___ Provided material ___

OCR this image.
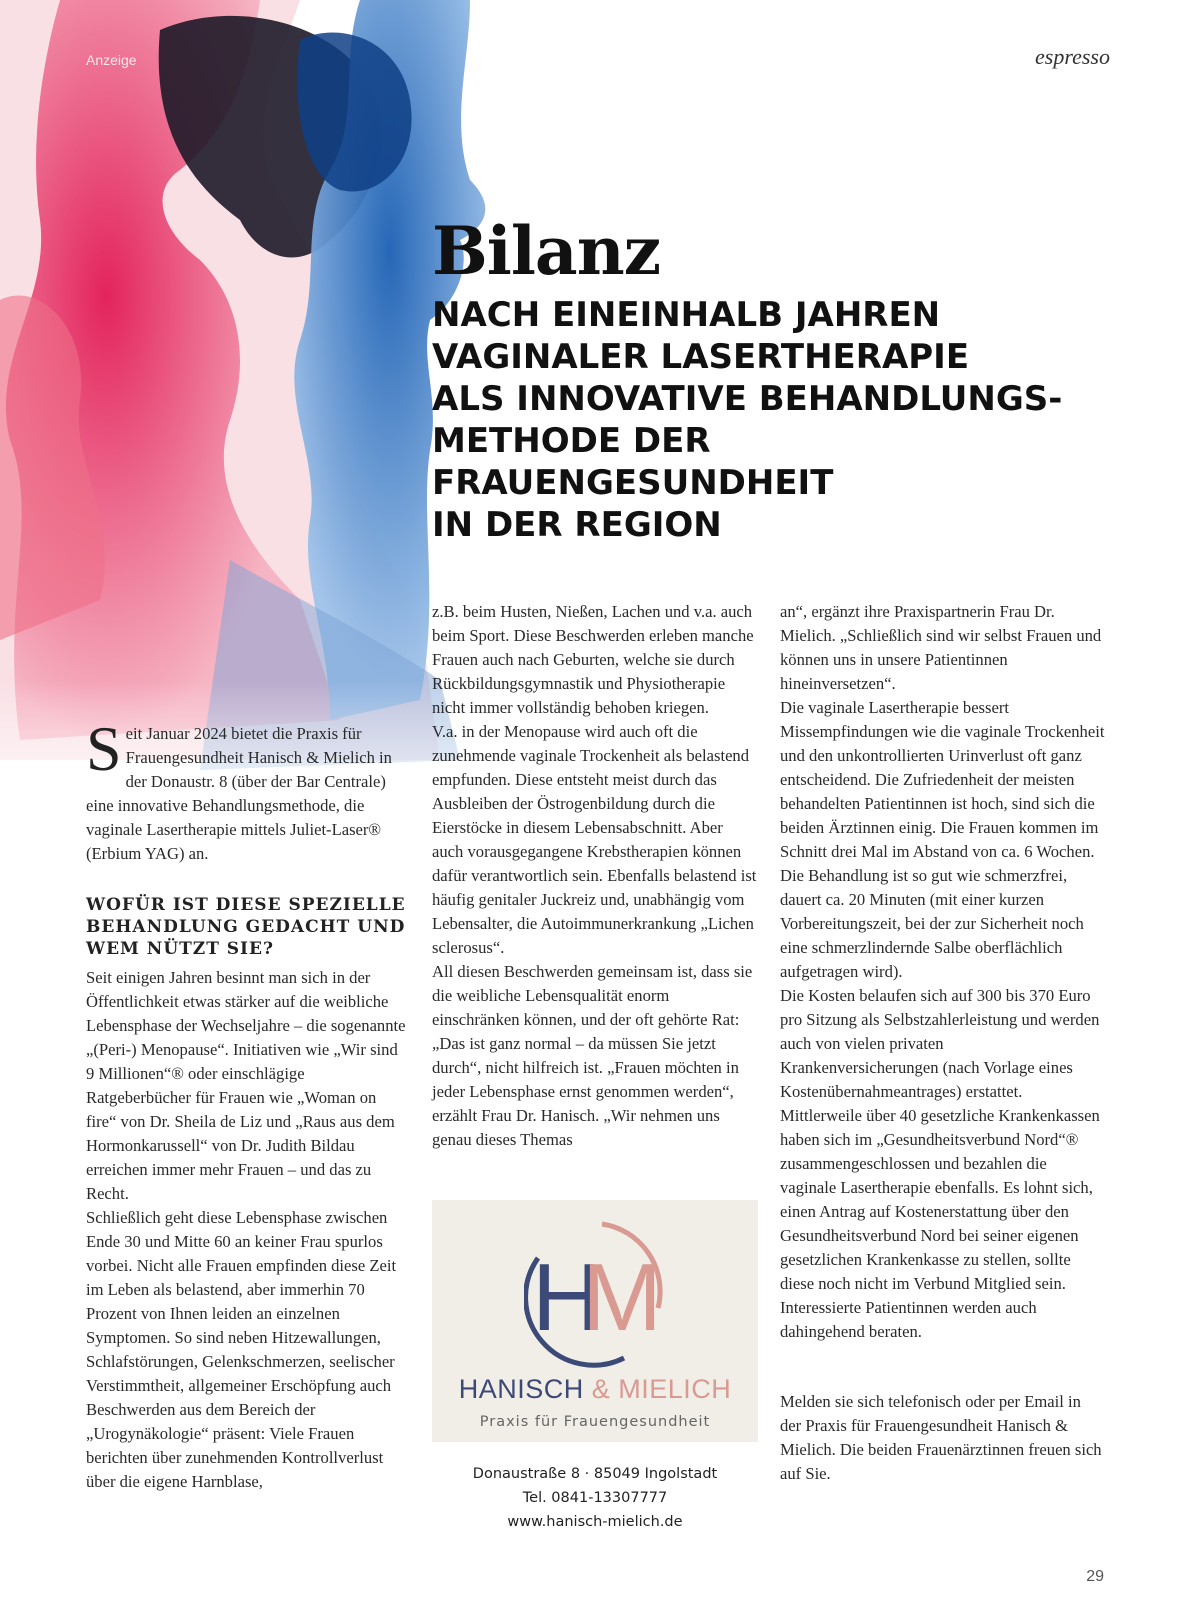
Anzeige	espresso
Bilanz
NACH EINEINHALB JAHREN
VAGINALER LASERTHERAPIE
ALS INNOVATIVE BEHANDLUNGS-
METHODE DER
FRAUENGESUNDHEIT
IN DER REGION

Seit Januar 2024 bietet die Praxis für Frauengesundheit Hanisch & Mielich in der Donaustr. 8 (über der Bar Centrale) eine innovative Behandlungsmethode, die vaginale Lasertherapie mittels Juliet-Laser® (Erbium YAG) an.

WOFÜR IST DIESE SPEZIELLE BEHANDLUNG GEDACHT UND WEM NÜTZT SIE?

Seit einigen Jahren besinnt man sich in der Öffentlichkeit etwas stärker auf die weibliche Lebensphase der Wechseljahre – die sogenannte „(Peri-) Menopause“. Initiativen wie „Wir sind 9 Millionen“® oder einschlägige Ratgeberbücher für Frauen wie „Woman on fire“ von Dr. Sheila de Liz und „Raus aus dem Hormonkarussell“ von Dr. Judith Bildau erreichen immer mehr Frauen – und das zu Recht.

Schließlich geht diese Lebensphase zwischen Ende 30 und Mitte 60 an keiner Frau spurlos vorbei. Nicht alle Frauen empfinden diese Zeit im Leben als belastend, aber immerhin 70 Prozent von Ihnen leiden an einzelnen Symptomen. So sind neben Hitzewallungen, Schlafstörungen, Gelenkschmerzen, seelischer Verstimmtheit, allgemeiner Erschöpfung auch Beschwerden aus dem Bereich der „Urogynäkologie“ präsent: Viele Frauen berichten über zunehmenden Kontrollverlust über die eigene Harnblase,

z.B. beim Husten, Nießen, Lachen und v.a. auch beim Sport. Diese Beschwerden erleben manche Frauen auch nach Geburten, welche sie durch Rückbildungsgymnastik und Physiotherapie nicht immer vollständig behoben kriegen.

V.a. in der Menopause wird auch oft die zunehmende vaginale Trockenheit als belastend empfunden. Diese entsteht meist durch das Ausbleiben der Östrogenbildung durch die Eierstöcke in diesem Lebensabschnitt. Aber auch vorausgegangene Krebstherapien können dafür verantwortlich sein. Ebenfalls belastend ist häufig genitaler Juckreiz und, unabhängig vom Lebensalter, die Autoimmunerkrankung „Lichen sclerosus“.

All diesen Beschwerden gemeinsam ist, dass sie die weibliche Lebensqualität enorm einschränken können, und der oft gehörte Rat: „Das ist ganz normal – da müssen Sie jetzt durch“, nicht hilfreich ist. „Frauen möchten in jeder Lebensphase ernst genommen werden“, erzählt Frau Dr. Hanisch. „Wir nehmen uns genau dieses Themas

H
M
HANISCH & MIELICH
Praxis für Frauengesundheit
Donaustraße 8 · 85049 Ingolstadt
Tel. 0841-13307777
www.hanisch-mielich.de

an“, ergänzt ihre Praxispartnerin Frau Dr. Mielich. „Schließlich sind wir selbst Frauen und können uns in unsere Patientinnen hineinversetzen“.

Die vaginale Lasertherapie bessert Missempfindungen wie die vaginale Trockenheit und den unkontrollierten Urinverlust oft ganz entscheidend. Die Zufriedenheit der meisten behandelten Patientinnen ist hoch, sind sich die beiden Ärztinnen einig. Die Frauen kommen im Schnitt drei Mal im Abstand von ca. 6 Wochen. Die Behandlung ist so gut wie schmerzfrei, dauert ca. 20 Minuten (mit einer kurzen Vorbereitungszeit, bei der zur Sicherheit noch eine schmerzlindernde Salbe oberflächlich aufgetragen wird).

Die Kosten belaufen sich auf 300 bis 370 Euro pro Sitzung als Selbstzahlerleistung und werden auch von vielen privaten Krankenversicherungen (nach Vorlage eines Kostenübernahmeantrages) erstattet. Mittlerweile über 40 gesetzliche Krankenkassen haben sich im „Gesundheitsverbund Nord“® zusammengeschlossen und bezahlen die vaginale Lasertherapie ebenfalls. Es lohnt sich, einen Antrag auf Kostenerstattung über den Gesundheitsverbund Nord bei seiner eigenen gesetzlichen Krankenkasse zu stellen, sollte diese noch nicht im Verbund Mitglied sein. Interessierte Patientinnen werden auch dahingehend beraten.

Melden sie sich telefonisch oder per Email in der Praxis für Frauengesundheit Hanisch & Mielich. Die beiden Frauenärztinnen freuen sich auf Sie.

29
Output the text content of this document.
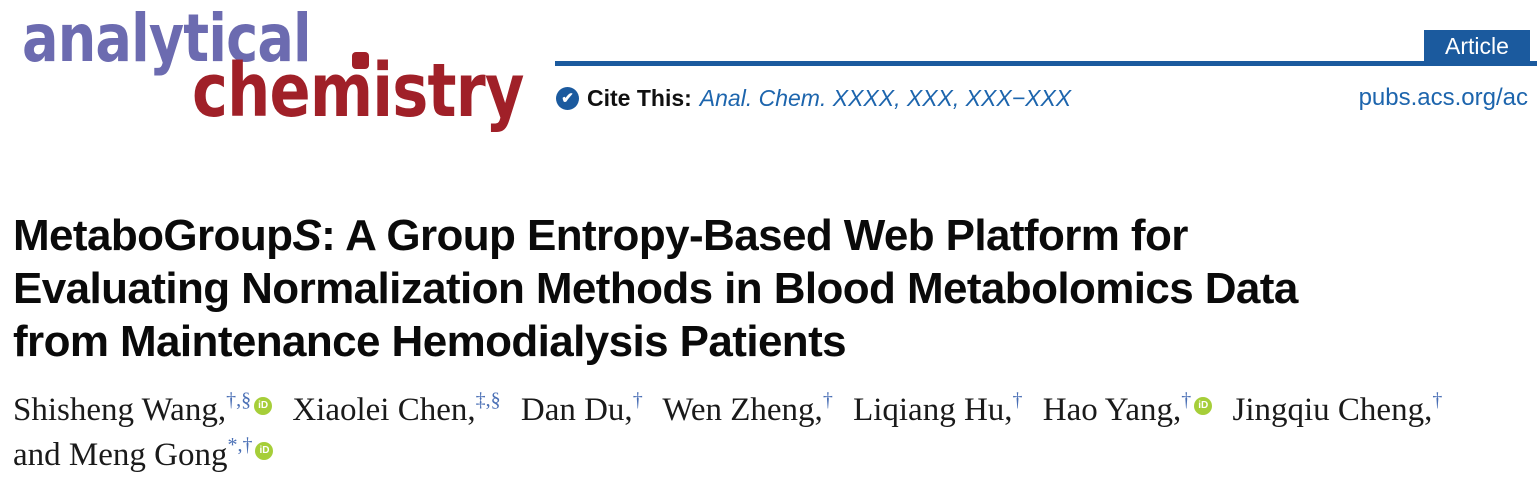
analytical
chemistry
Article
✔ Cite This: Anal. Chem. XXXX, XXX, XXX−XXX	pubs.acs.org/ac
MetaboGroupS: A Group Entropy-Based Web Platform for
Evaluating Normalization Methods in Blood Metabolomics Data
from Maintenance Hemodialysis Patients
Shisheng Wang,†,§ iD Xiaolei Chen,‡,§ Dan Du,† Wen Zheng,† Liqiang Hu,† Hao Yang,† iD Jingqiu Cheng,†
and Meng Gong*,† iD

___

◆ **What you will do**: What is needed is an exact copy of every line from the one with "Output the text content of this document." to the end of the listing above, with the pictures left out.

◆ **Result for this task**:
Output the text content of this document.
analytical
chemistry
Article
✔ Cite This: Anal. Chem. XXXX, XXX, XXX−XXX	pubs.acs.org/ac
MetaboGroupS: A Group Entropy-Based Web Platform for
Evaluating Normalization Methods in Blood Metabolomics Data
from Maintenance Hemodialysis Patients
Shisheng Wang,†,§ iD Xiaolei Chen,‡,§ Dan Du,† Wen Zheng,† Liqiang Hu,† Hao Yang,† iD Jingqiu Cheng,†
and Meng Gong*,† iD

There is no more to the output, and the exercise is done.